§ EXERCISE
Reproduce the records below in full, replacing every occurrence of "question-block" with "item-group" and leaving everything else unchanged.

>> Begin LISTED RECORDS

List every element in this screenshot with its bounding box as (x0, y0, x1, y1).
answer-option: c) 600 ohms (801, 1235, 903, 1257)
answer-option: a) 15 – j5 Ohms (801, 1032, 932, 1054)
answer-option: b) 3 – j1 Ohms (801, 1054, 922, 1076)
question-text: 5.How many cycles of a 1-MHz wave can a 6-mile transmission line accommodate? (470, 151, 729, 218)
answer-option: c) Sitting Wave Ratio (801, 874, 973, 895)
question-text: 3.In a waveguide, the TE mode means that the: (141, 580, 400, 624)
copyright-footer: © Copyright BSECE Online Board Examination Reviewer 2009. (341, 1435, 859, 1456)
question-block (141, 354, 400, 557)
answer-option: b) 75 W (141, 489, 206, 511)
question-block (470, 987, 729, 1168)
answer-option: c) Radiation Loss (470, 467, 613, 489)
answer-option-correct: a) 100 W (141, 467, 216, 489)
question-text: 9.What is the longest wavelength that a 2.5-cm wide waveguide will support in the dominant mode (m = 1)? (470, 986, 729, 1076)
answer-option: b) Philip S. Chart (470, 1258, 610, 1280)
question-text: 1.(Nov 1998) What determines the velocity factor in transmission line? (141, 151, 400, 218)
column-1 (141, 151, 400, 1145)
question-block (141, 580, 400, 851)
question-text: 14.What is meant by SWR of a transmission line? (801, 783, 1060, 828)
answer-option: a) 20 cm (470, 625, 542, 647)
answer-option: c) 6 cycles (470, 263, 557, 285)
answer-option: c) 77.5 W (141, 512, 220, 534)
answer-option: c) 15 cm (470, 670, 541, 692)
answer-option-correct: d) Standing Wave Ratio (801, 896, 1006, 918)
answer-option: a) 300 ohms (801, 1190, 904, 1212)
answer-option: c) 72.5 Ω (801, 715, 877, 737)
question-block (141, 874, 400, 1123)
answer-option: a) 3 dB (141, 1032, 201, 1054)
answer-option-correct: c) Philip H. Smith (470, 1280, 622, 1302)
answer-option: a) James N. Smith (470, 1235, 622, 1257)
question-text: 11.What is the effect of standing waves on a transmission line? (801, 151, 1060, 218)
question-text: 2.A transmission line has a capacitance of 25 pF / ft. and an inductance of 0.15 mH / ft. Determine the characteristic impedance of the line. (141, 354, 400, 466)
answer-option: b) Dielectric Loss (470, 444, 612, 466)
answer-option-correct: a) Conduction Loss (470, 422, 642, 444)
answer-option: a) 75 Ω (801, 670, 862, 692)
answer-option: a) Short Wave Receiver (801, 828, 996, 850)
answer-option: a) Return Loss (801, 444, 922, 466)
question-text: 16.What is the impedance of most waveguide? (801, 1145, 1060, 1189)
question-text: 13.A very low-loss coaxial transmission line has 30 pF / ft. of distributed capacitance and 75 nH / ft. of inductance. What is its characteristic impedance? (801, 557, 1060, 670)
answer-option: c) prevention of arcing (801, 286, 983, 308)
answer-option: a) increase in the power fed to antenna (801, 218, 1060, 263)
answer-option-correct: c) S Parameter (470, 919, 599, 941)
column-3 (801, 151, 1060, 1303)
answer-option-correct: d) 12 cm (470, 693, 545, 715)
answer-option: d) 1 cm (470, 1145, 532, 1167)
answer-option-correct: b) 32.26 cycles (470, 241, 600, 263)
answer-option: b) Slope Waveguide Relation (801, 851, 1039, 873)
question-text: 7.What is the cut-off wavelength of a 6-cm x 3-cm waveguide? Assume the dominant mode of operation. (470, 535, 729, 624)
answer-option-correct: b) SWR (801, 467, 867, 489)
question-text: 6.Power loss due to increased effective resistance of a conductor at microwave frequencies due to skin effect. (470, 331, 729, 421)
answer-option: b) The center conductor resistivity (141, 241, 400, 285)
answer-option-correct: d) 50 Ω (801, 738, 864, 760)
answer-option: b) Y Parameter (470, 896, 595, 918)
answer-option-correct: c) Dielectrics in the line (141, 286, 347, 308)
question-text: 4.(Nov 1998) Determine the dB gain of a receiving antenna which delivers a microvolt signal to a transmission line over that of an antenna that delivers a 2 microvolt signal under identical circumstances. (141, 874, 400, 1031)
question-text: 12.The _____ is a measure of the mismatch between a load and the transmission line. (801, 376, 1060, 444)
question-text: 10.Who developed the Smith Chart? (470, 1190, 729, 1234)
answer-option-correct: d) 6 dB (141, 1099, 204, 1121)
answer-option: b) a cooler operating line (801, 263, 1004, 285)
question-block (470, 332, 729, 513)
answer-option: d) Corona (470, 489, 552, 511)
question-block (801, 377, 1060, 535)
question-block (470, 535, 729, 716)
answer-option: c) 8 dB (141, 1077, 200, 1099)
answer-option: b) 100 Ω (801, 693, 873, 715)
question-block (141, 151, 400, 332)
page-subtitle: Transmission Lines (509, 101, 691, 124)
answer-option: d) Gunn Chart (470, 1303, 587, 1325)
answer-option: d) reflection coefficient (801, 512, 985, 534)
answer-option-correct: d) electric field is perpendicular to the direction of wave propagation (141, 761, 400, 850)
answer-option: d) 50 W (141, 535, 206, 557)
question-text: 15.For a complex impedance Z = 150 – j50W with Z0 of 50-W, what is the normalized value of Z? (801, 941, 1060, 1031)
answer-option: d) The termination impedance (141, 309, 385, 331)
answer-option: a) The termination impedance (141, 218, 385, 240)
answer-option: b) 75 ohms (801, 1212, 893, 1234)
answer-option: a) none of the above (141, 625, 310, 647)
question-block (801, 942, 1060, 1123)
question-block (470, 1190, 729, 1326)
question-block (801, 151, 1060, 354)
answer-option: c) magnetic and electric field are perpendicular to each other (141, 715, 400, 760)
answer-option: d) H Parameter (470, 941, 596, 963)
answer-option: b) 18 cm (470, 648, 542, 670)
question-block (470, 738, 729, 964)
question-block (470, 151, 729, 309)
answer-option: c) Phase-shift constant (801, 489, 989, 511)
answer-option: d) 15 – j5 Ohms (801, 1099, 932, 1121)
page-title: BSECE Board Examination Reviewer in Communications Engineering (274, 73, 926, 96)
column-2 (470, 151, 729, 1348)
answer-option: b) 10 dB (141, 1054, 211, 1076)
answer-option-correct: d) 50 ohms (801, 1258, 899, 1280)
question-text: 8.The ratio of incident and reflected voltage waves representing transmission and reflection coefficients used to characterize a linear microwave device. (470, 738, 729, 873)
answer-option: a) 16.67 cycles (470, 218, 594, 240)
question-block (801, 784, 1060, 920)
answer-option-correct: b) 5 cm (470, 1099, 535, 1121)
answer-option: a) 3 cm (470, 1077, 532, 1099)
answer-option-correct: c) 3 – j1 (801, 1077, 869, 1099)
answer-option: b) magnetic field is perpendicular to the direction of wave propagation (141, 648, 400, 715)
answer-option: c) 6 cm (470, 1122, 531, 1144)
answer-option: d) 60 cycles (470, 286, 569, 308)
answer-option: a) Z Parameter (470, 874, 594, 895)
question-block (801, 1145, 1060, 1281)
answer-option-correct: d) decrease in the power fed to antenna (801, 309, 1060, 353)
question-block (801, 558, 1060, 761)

>> End LISTED RECORDS

§ THE ANSWER
List every element in this screenshot with its bounding box as (x0, y0, x1, y1).
answer-option: c) 600 ohms (801, 1235, 903, 1257)
answer-option: a) 15 – j5 Ohms (801, 1032, 932, 1054)
answer-option: b) 3 – j1 Ohms (801, 1054, 922, 1076)
question-text: 5.How many cycles of a 1-MHz wave can a 6-mile transmission line accommodate? (470, 151, 729, 218)
answer-option: c) Sitting Wave Ratio (801, 874, 973, 895)
question-text: 3.In a waveguide, the TE mode means that the: (141, 580, 400, 624)
copyright-footer: © Copyright BSECE Online Board Examination Reviewer 2009. (341, 1435, 859, 1456)
item-group (141, 354, 400, 557)
answer-option: b) 75 W (141, 489, 206, 511)
item-group (470, 987, 729, 1168)
answer-option: c) Radiation Loss (470, 467, 613, 489)
answer-option-correct: a) 100 W (141, 467, 216, 489)
question-text: 9.What is the longest wavelength that a 2.5-cm wide waveguide will support in the dominant mode (m = 1)? (470, 986, 729, 1076)
answer-option: b) Philip S. Chart (470, 1258, 610, 1280)
question-text: 1.(Nov 1998) What determines the velocity factor in transmission line? (141, 151, 400, 218)
column-1 (141, 151, 400, 1145)
item-group (141, 580, 400, 851)
question-text: 14.What is meant by SWR of a transmission line? (801, 783, 1060, 828)
answer-option: a) 20 cm (470, 625, 542, 647)
answer-option: c) 6 cycles (470, 263, 557, 285)
answer-option: c) 77.5 W (141, 512, 220, 534)
answer-option: c) 15 cm (470, 670, 541, 692)
answer-option-correct: d) Standing Wave Ratio (801, 896, 1006, 918)
answer-option: a) 300 ohms (801, 1190, 904, 1212)
answer-option: c) 72.5 Ω (801, 715, 877, 737)
item-group (141, 874, 400, 1123)
answer-option: a) 3 dB (141, 1032, 201, 1054)
answer-option-correct: c) Philip H. Smith (470, 1280, 622, 1302)
answer-option: a) James N. Smith (470, 1235, 622, 1257)
question-text: 11.What is the effect of standing waves on a transmission line? (801, 151, 1060, 218)
question-text: 2.A transmission line has a capacitance of 25 pF / ft. and an inductance of 0.15 mH / ft. Determine the characteristic impedance of the line. (141, 354, 400, 466)
answer-option: b) Dielectric Loss (470, 444, 612, 466)
answer-option-correct: a) Conduction Loss (470, 422, 642, 444)
answer-option: a) 75 Ω (801, 670, 862, 692)
answer-option: a) Short Wave Receiver (801, 828, 996, 850)
answer-option: a) Return Loss (801, 444, 922, 466)
question-text: 16.What is the impedance of most waveguide? (801, 1145, 1060, 1189)
question-text: 13.A very low-loss coaxial transmission line has 30 pF / ft. of distributed capacitance and 75 nH / ft. of inductance. What is its characteristic impedance? (801, 557, 1060, 670)
answer-option: c) prevention of arcing (801, 286, 983, 308)
answer-option: a) increase in the power fed to antenna (801, 218, 1060, 263)
answer-option-correct: c) S Parameter (470, 919, 599, 941)
column-3 (801, 151, 1060, 1303)
answer-option-correct: d) 12 cm (470, 693, 545, 715)
answer-option: d) 1 cm (470, 1145, 532, 1167)
answer-option-correct: b) 32.26 cycles (470, 241, 600, 263)
answer-option: b) Slope Waveguide Relation (801, 851, 1039, 873)
question-text: 7.What is the cut-off wavelength of a 6-cm x 3-cm waveguide? Assume the dominant mode of operation. (470, 535, 729, 624)
answer-option-correct: b) SWR (801, 467, 867, 489)
question-text: 6.Power loss due to increased effective resistance of a conductor at microwave frequencies due to skin effect. (470, 331, 729, 421)
answer-option: b) The center conductor resistivity (141, 241, 400, 285)
answer-option-correct: d) 50 Ω (801, 738, 864, 760)
answer-option: b) Y Parameter (470, 896, 595, 918)
answer-option-correct: c) Dielectrics in the line (141, 286, 347, 308)
question-text: 4.(Nov 1998) Determine the dB gain of a receiving antenna which delivers a microvolt signal to a transmission line over that of an antenna that delivers a 2 microvolt signal under identical circumstances. (141, 874, 400, 1031)
question-text: 12.The _____ is a measure of the mismatch between a load and the transmission line. (801, 376, 1060, 444)
question-text: 10.Who developed the Smith Chart? (470, 1190, 729, 1234)
answer-option-correct: d) 6 dB (141, 1099, 204, 1121)
answer-option: b) a cooler operating line (801, 263, 1004, 285)
item-group (470, 332, 729, 513)
answer-option: d) Corona (470, 489, 552, 511)
item-group (801, 377, 1060, 535)
item-group (470, 535, 729, 716)
answer-option: c) 8 dB (141, 1077, 200, 1099)
answer-option: b) 100 Ω (801, 693, 873, 715)
item-group (141, 151, 400, 332)
page-subtitle: Transmission Lines (509, 101, 691, 124)
answer-option: d) Gunn Chart (470, 1303, 587, 1325)
answer-option: d) reflection coefficient (801, 512, 985, 534)
answer-option-correct: d) electric field is perpendicular to the direction of wave propagation (141, 761, 400, 850)
answer-option: d) 50 W (141, 535, 206, 557)
question-text: 15.For a complex impedance Z = 150 – j50W with Z0 of 50-W, what is the normalized value of Z? (801, 941, 1060, 1031)
answer-option: d) The termination impedance (141, 309, 385, 331)
answer-option: a) The termination impedance (141, 218, 385, 240)
answer-option: b) 75 ohms (801, 1212, 893, 1234)
answer-option: a) none of the above (141, 625, 310, 647)
item-group (801, 942, 1060, 1123)
item-group (470, 1190, 729, 1326)
item-group (801, 151, 1060, 354)
answer-option: c) magnetic and electric field are perpendicular to each other (141, 715, 400, 760)
answer-option: d) H Parameter (470, 941, 596, 963)
answer-option: b) 18 cm (470, 648, 542, 670)
item-group (470, 738, 729, 964)
item-group (470, 151, 729, 309)
answer-option: c) Phase-shift constant (801, 489, 989, 511)
answer-option: d) 15 – j5 Ohms (801, 1099, 932, 1121)
page-title: BSECE Board Examination Reviewer in Communications Engineering (274, 73, 926, 96)
column-2 (470, 151, 729, 1348)
answer-option: b) 10 dB (141, 1054, 211, 1076)
answer-option-correct: d) 50 ohms (801, 1258, 899, 1280)
question-text: 8.The ratio of incident and reflected voltage waves representing transmission and reflection coefficients used to characterize a linear microwave device. (470, 738, 729, 873)
answer-option: a) 16.67 cycles (470, 218, 594, 240)
item-group (801, 784, 1060, 920)
answer-option-correct: b) 5 cm (470, 1099, 535, 1121)
answer-option: a) 3 cm (470, 1077, 532, 1099)
answer-option-correct: c) 3 – j1 (801, 1077, 869, 1099)
answer-option: b) magnetic field is perpendicular to the direction of wave propagation (141, 648, 400, 715)
answer-option: c) 6 cm (470, 1122, 531, 1144)
answer-option: d) 60 cycles (470, 286, 569, 308)
answer-option: a) Z Parameter (470, 874, 594, 895)
item-group (801, 1145, 1060, 1281)
answer-option-correct: d) decrease in the power fed to antenna (801, 309, 1060, 353)
item-group (801, 558, 1060, 761)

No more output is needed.